What you are asked to do:
Going through the material below, please gather all lines with the word "value" in them.

Records supplied:
[start]
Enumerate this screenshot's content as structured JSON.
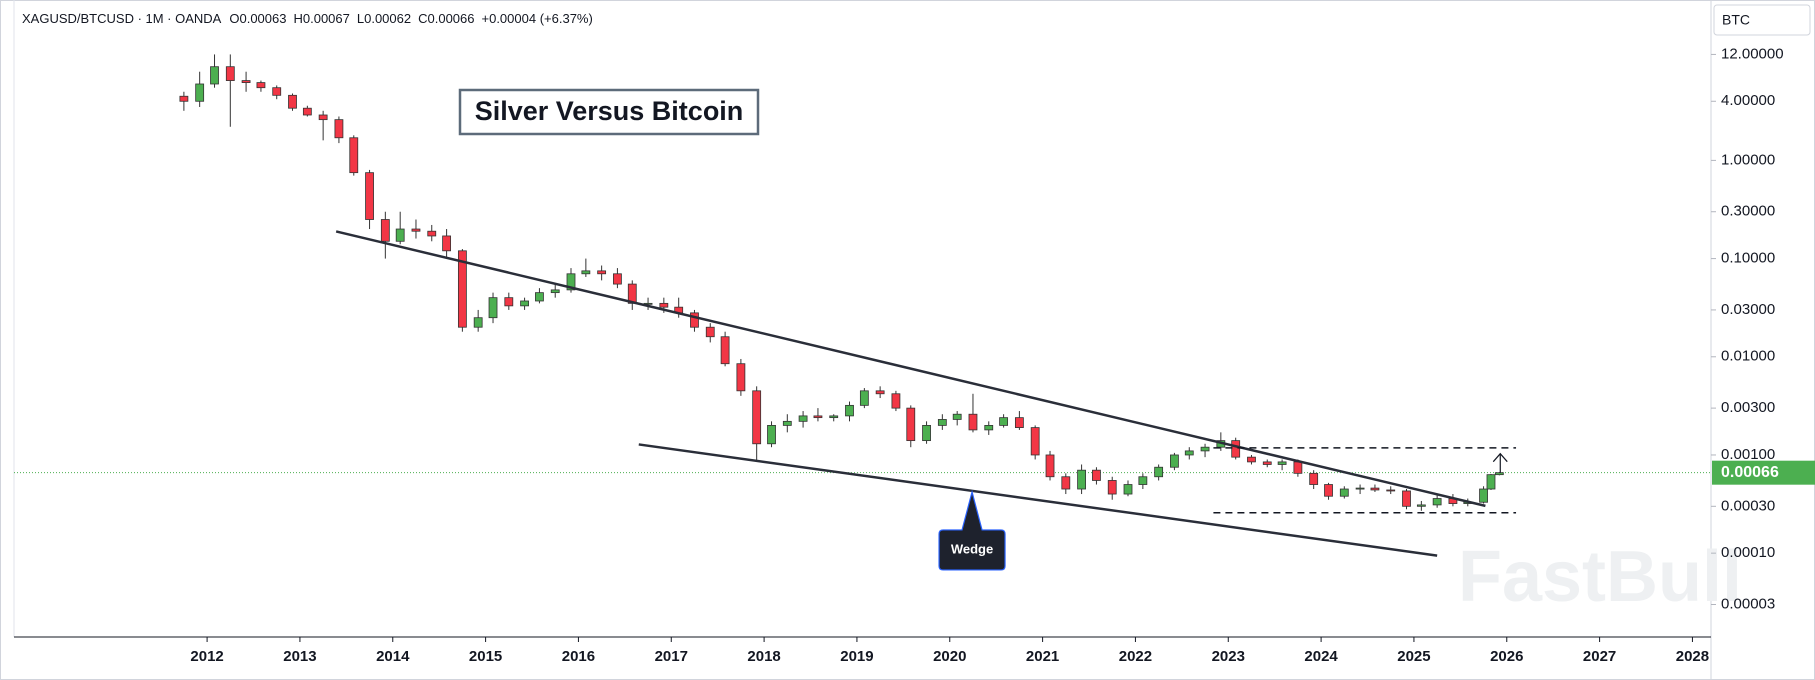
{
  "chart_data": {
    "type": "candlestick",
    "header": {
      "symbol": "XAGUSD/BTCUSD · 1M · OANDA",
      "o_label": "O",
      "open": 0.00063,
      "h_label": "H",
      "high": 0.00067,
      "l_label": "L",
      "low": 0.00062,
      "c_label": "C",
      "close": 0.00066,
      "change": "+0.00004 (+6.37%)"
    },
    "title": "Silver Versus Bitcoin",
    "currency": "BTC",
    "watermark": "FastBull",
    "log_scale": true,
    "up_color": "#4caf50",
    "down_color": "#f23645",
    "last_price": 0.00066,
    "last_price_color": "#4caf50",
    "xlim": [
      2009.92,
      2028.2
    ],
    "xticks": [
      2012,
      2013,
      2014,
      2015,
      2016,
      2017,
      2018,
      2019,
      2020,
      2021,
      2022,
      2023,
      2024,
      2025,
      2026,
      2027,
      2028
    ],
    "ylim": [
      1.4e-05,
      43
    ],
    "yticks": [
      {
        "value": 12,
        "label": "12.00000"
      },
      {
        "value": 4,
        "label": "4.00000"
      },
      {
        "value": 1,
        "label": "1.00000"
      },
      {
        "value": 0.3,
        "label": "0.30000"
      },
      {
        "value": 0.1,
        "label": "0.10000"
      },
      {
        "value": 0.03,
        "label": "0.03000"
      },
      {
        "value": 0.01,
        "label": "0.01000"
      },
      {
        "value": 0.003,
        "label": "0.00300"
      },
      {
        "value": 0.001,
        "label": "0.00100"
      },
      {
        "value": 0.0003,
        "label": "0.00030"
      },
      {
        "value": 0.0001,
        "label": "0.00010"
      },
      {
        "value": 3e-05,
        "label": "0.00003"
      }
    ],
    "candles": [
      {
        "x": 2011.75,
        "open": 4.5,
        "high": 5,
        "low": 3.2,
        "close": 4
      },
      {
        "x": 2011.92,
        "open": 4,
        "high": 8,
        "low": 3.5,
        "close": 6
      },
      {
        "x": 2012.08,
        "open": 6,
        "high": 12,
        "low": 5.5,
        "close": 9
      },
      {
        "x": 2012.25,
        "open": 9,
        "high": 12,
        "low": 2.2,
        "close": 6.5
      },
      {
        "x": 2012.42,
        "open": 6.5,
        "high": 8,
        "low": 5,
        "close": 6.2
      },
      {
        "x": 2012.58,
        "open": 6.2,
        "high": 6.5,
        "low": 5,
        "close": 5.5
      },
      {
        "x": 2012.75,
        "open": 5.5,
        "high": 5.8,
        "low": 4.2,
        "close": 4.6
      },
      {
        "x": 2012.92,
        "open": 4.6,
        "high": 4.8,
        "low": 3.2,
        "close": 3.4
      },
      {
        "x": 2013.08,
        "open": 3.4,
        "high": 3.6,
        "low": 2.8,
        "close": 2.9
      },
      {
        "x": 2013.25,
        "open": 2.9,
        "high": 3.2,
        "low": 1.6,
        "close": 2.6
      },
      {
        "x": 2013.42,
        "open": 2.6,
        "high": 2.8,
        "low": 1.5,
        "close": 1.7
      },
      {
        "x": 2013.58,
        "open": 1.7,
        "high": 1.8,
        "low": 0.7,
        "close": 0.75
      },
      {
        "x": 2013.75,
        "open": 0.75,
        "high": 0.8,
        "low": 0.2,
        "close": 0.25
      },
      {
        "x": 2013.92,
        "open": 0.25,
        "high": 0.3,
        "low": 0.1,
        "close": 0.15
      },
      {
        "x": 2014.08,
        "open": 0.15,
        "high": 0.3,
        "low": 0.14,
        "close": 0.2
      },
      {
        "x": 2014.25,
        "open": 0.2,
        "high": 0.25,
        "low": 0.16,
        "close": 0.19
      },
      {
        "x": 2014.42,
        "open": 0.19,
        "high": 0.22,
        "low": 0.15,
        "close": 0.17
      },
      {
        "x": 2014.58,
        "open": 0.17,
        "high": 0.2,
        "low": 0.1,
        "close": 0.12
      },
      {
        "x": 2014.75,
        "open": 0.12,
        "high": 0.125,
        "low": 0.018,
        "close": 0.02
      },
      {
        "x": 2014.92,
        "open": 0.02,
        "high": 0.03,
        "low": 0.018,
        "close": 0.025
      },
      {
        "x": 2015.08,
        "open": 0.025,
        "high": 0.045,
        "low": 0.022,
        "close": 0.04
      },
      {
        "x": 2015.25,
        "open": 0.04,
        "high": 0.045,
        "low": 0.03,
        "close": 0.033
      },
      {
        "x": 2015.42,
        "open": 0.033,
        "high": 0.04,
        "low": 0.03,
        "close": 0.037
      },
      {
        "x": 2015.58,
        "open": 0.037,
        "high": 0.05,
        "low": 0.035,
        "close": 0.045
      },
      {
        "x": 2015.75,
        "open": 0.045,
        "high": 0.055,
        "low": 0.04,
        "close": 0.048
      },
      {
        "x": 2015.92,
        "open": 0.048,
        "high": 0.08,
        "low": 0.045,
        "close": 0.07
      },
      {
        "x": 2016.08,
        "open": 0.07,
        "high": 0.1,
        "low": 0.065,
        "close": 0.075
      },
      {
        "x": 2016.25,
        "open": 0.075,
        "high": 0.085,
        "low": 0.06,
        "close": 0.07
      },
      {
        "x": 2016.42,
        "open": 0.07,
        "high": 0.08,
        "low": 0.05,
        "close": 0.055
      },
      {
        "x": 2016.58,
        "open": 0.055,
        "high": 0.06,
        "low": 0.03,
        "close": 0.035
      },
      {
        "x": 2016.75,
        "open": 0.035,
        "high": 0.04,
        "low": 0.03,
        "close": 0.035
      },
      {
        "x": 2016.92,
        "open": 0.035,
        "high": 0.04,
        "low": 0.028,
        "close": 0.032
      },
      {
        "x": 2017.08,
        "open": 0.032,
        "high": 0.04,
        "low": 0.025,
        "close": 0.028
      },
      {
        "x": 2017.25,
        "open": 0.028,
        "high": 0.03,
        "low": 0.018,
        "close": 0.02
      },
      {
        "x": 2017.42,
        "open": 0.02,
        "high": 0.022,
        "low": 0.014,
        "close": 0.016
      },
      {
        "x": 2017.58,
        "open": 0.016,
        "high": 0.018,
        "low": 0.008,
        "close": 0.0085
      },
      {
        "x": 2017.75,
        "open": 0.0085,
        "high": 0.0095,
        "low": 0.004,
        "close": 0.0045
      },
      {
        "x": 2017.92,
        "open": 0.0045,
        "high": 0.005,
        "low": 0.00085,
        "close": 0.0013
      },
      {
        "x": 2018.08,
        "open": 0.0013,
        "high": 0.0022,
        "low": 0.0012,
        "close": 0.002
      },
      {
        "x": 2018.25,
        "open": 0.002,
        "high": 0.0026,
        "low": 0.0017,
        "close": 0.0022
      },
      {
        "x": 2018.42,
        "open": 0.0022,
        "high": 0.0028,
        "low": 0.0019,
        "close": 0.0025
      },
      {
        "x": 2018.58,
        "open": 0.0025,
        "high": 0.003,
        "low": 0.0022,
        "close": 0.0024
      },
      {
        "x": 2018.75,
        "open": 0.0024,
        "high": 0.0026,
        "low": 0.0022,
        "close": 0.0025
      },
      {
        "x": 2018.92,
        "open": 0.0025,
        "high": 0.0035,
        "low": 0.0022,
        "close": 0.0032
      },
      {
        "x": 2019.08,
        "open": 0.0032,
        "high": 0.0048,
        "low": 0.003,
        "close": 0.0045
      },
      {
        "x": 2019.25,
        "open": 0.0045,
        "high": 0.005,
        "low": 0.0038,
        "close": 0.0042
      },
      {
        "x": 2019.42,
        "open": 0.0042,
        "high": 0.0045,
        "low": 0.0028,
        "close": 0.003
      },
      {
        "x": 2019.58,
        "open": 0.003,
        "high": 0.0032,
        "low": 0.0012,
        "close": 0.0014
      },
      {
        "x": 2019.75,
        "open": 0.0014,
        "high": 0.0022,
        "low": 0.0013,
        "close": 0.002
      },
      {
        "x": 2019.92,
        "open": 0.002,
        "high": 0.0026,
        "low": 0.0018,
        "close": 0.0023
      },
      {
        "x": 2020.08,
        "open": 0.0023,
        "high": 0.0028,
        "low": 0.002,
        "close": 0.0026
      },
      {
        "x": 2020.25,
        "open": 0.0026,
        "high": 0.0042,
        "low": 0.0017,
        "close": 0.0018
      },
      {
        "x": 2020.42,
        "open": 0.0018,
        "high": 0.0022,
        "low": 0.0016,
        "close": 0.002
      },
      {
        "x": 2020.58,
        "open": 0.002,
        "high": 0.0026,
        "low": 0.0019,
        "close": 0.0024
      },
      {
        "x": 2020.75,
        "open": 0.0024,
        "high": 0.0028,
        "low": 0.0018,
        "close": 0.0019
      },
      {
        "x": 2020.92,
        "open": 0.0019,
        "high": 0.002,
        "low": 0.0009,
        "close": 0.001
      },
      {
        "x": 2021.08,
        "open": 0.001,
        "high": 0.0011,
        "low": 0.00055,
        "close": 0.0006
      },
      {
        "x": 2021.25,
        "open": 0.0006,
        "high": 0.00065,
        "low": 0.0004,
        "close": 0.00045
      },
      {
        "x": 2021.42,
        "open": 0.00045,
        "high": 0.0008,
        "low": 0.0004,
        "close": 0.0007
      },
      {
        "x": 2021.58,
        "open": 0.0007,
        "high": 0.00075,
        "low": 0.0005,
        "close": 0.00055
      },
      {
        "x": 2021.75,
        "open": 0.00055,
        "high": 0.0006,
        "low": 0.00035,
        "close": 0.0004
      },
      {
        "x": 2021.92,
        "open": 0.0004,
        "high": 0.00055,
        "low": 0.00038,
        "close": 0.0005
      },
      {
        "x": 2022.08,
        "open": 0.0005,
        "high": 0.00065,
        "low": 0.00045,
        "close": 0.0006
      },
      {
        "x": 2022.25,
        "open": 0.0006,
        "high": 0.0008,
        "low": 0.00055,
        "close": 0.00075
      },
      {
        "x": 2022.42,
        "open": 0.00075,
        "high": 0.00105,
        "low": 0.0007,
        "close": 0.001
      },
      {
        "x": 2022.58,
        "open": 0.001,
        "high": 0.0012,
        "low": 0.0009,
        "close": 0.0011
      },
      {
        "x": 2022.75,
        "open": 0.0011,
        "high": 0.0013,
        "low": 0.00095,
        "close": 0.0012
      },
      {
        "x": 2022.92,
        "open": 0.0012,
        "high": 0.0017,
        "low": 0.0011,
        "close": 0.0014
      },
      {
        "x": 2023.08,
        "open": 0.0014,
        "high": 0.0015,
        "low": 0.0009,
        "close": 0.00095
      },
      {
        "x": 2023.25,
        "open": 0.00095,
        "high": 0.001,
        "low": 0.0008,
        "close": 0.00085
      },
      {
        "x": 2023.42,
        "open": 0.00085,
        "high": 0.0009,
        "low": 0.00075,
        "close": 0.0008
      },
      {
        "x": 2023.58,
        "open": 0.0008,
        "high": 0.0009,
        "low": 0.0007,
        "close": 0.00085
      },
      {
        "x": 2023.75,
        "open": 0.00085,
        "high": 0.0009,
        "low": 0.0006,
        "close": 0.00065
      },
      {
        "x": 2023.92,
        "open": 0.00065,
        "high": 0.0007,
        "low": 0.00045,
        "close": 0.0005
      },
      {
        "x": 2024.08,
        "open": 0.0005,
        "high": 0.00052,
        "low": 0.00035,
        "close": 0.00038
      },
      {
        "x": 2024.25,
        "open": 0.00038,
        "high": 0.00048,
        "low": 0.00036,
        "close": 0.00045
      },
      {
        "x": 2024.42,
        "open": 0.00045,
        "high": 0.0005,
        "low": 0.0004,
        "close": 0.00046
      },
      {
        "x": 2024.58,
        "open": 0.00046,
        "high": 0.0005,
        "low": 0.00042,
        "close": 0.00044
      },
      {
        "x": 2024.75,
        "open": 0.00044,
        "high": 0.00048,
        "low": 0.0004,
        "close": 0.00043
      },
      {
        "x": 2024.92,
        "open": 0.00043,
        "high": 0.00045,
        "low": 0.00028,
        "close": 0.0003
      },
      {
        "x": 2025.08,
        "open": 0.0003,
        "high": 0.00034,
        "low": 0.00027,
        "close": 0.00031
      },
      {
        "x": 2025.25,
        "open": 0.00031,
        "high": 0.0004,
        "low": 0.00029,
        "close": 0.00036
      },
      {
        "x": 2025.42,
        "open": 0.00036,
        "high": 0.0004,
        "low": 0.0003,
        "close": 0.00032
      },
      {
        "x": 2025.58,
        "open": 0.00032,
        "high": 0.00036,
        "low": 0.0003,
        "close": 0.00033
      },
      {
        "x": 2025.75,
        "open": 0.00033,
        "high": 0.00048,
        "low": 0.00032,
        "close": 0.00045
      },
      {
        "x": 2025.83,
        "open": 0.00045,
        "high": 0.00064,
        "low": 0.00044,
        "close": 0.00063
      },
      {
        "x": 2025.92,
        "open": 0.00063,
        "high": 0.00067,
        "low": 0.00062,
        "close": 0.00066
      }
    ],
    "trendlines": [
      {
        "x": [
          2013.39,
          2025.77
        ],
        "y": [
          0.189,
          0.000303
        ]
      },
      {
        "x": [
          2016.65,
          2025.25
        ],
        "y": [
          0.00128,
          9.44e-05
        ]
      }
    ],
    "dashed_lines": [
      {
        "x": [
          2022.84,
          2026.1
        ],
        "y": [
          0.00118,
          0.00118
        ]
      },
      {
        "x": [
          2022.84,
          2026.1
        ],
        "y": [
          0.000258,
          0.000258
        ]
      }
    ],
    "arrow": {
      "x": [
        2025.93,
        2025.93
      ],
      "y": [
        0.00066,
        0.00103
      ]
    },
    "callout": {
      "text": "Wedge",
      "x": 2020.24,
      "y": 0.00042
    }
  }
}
[end]
Output for this task:
        "value": 12,
        "value": 4,
        "value": 1,
        "value": 0.3,
        "value": 0.1,
        "value": 0.03,
        "value": 0.01,
        "value": 0.003,
        "value": 0.001,
        "value": 0.0003,
        "value": 0.0001,
        "value": 3e-05,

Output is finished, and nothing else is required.